◆ **Problem to solve**: Pull out every line containing the string "this".

◆ **The data**:

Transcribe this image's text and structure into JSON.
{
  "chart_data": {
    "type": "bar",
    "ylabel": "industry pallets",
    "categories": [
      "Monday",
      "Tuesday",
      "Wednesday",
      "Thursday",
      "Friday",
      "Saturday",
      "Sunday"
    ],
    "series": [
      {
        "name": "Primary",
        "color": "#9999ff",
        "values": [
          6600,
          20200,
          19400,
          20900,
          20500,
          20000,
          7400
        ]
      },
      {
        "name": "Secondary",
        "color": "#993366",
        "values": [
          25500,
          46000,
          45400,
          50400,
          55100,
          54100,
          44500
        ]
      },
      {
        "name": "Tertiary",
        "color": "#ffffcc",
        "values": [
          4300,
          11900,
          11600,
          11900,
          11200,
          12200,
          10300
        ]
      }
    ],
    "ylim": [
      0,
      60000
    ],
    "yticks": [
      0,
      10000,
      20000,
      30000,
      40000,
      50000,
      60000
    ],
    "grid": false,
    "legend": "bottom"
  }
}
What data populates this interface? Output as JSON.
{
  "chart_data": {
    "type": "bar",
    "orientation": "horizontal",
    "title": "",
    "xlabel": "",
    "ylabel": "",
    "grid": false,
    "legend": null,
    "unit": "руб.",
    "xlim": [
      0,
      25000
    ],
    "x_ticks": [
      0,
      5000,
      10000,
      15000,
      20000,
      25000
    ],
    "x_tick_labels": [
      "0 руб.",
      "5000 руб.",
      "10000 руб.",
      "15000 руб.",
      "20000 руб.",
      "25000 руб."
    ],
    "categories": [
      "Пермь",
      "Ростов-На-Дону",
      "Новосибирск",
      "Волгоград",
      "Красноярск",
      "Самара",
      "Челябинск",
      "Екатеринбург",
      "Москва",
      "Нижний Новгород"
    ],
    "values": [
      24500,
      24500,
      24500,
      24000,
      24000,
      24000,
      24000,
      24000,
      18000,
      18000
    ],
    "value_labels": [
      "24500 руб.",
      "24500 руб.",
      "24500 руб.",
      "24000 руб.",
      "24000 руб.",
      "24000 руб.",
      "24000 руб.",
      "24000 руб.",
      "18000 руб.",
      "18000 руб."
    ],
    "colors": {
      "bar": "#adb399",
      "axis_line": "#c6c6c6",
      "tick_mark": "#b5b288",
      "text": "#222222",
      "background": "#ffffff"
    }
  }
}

◆ **The output**:
Transcribe this image's text and structure into JSON.
What data populates this interface? Output as JSON.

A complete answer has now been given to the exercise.